[Records from a data source]
•••

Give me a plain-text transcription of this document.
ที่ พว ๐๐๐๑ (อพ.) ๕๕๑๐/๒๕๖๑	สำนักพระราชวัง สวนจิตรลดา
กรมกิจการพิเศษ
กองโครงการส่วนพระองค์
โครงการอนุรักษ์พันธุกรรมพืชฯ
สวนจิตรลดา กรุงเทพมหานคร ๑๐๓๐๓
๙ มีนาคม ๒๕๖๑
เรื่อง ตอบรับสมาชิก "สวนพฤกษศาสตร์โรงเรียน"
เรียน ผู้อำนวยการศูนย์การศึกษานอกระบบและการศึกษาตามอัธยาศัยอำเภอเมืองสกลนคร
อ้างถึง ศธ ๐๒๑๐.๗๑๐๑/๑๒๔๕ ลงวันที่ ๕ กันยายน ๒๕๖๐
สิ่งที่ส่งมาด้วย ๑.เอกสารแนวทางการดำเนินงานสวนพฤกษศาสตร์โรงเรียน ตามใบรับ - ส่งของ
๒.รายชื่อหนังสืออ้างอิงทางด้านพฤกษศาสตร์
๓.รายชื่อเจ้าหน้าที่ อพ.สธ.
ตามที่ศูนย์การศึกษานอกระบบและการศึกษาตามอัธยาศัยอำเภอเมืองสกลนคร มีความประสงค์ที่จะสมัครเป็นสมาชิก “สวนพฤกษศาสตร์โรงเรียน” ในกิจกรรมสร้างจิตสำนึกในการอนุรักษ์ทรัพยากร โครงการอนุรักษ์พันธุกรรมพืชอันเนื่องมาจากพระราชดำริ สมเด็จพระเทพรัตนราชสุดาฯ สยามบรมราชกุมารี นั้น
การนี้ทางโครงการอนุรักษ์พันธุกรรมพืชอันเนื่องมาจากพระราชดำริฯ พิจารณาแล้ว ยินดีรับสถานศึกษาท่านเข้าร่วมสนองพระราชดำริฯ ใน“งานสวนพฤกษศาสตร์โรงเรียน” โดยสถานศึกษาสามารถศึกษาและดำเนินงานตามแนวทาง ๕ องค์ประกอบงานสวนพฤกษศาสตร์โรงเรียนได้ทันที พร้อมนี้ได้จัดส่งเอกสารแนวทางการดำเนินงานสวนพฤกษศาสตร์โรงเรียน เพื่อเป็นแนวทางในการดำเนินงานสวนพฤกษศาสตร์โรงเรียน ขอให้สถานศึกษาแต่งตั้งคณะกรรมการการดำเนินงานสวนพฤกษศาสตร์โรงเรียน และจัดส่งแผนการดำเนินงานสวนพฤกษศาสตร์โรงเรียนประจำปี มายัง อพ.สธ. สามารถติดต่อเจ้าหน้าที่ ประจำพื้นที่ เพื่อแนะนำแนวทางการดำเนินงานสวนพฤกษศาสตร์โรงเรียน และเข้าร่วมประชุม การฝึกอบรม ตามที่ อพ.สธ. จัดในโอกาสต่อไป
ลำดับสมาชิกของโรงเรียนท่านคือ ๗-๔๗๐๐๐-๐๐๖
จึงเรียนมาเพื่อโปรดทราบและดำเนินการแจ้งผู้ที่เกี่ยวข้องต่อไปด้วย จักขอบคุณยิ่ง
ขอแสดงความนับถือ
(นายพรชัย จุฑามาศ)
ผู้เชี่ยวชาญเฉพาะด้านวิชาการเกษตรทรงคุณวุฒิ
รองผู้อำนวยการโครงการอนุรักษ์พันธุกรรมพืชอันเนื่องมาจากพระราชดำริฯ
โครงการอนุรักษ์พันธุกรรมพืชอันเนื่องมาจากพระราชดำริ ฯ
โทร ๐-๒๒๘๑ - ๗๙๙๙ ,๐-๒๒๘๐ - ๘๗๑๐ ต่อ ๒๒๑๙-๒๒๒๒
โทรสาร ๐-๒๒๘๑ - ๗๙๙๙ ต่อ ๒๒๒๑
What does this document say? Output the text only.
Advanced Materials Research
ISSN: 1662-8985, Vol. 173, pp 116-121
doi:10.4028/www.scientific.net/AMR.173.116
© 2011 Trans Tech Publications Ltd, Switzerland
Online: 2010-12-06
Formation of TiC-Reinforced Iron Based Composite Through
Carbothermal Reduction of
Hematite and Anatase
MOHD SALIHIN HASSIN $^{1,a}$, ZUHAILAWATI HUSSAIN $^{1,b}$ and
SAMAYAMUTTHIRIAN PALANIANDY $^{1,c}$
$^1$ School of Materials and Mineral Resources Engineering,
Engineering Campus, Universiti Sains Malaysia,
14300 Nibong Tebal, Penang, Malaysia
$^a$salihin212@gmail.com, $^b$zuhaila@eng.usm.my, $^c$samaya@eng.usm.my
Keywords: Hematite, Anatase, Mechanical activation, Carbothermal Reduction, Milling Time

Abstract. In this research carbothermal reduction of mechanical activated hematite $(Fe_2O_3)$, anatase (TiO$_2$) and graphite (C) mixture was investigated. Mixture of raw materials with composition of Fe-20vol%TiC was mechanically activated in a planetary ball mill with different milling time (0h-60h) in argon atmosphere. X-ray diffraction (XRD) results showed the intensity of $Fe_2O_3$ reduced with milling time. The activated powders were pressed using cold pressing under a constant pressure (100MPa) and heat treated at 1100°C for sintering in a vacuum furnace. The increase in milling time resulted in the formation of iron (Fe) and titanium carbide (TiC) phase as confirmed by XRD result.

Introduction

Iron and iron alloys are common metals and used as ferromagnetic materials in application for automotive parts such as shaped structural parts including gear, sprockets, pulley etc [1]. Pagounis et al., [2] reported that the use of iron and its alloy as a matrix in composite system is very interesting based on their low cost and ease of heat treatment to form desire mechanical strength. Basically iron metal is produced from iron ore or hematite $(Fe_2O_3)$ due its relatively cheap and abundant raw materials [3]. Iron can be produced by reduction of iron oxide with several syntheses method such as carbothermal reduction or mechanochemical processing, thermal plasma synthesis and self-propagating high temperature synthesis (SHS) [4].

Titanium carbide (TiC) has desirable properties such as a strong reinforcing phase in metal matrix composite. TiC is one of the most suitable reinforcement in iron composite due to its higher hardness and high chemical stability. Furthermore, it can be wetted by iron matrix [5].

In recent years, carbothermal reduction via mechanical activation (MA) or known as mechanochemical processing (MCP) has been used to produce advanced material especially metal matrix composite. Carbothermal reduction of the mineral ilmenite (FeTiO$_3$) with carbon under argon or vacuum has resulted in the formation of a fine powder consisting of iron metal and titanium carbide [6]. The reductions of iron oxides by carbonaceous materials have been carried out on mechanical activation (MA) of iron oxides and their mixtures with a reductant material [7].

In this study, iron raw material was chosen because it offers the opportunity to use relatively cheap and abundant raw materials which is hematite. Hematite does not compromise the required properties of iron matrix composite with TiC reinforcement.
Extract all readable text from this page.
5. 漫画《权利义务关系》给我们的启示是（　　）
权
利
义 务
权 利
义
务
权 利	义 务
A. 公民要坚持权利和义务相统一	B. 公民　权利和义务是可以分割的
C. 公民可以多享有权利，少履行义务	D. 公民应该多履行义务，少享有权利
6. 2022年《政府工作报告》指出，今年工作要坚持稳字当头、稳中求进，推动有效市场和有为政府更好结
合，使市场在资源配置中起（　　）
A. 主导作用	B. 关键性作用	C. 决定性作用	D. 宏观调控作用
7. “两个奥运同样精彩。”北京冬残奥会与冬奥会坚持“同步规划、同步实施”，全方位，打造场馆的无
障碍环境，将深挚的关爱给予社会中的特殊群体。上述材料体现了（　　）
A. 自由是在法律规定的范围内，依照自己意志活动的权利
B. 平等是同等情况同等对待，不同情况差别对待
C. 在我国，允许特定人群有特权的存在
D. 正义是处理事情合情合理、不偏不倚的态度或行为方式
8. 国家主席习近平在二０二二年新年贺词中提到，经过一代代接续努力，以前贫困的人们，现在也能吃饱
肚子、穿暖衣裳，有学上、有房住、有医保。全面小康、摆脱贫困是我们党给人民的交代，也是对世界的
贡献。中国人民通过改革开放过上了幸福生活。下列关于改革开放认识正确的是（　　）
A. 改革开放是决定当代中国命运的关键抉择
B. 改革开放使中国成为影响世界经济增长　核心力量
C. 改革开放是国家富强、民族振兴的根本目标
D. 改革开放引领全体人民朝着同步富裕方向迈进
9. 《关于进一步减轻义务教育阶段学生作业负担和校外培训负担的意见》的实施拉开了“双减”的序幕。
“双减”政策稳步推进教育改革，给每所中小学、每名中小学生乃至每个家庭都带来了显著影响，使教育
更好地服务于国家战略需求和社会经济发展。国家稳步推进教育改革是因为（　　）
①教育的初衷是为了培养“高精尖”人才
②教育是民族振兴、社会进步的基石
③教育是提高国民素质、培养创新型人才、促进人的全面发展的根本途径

•••

From the line that contains "Extract all readable text from this page." to the last line of the material above, repeat every line exactly, keeping both the first and the last.

▶ [Exercise result]
Extract all readable text from this page.
5. 漫画《权利义务关系》给我们的启示是（　　）
权
利
义 务
权 利
义
务
权 利	义 务
A. 公民要坚持权利和义务相统一	B. 公民　权利和义务是可以分割的
C. 公民可以多享有权利，少履行义务	D. 公民应该多履行义务，少享有权利
6. 2022年《政府工作报告》指出，今年工作要坚持稳字当头、稳中求进，推动有效市场和有为政府更好结
合，使市场在资源配置中起（　　）
A. 主导作用	B. 关键性作用	C. 决定性作用	D. 宏观调控作用
7. “两个奥运同样精彩。”北京冬残奥会与冬奥会坚持“同步规划、同步实施”，全方位，打造场馆的无
障碍环境，将深挚的关爱给予社会中的特殊群体。上述材料体现了（　　）
A. 自由是在法律规定的范围内，依照自己意志活动的权利
B. 平等是同等情况同等对待，不同情况差别对待
C. 在我国，允许特定人群有特权的存在
D. 正义是处理事情合情合理、不偏不倚的态度或行为方式
8. 国家主席习近平在二０二二年新年贺词中提到，经过一代代接续努力，以前贫困的人们，现在也能吃饱
肚子、穿暖衣裳，有学上、有房住、有医保。全面小康、摆脱贫困是我们党给人民的交代，也是对世界的
贡献。中国人民通过改革开放过上了幸福生活。下列关于改革开放认识正确的是（　　）
A. 改革开放是决定当代中国命运的关键抉择
B. 改革开放使中国成为影响世界经济增长　核心力量
C. 改革开放是国家富强、民族振兴的根本目标
D. 改革开放引领全体人民朝着同步富裕方向迈进
9. 《关于进一步减轻义务教育阶段学生作业负担和校外培训负担的意见》的实施拉开了“双减”的序幕。
“双减”政策稳步推进教育改革，给每所中小学、每名中小学生乃至每个家庭都带来了显著影响，使教育
更好地服务于国家战略需求和社会经济发展。国家稳步推进教育改革是因为（　　）
①教育的初衷是为了培养“高精尖”人才
②教育是民族振兴、社会进步的基石
③教育是提高国民素质、培养创新型人才、促进人的全面发展的根本途径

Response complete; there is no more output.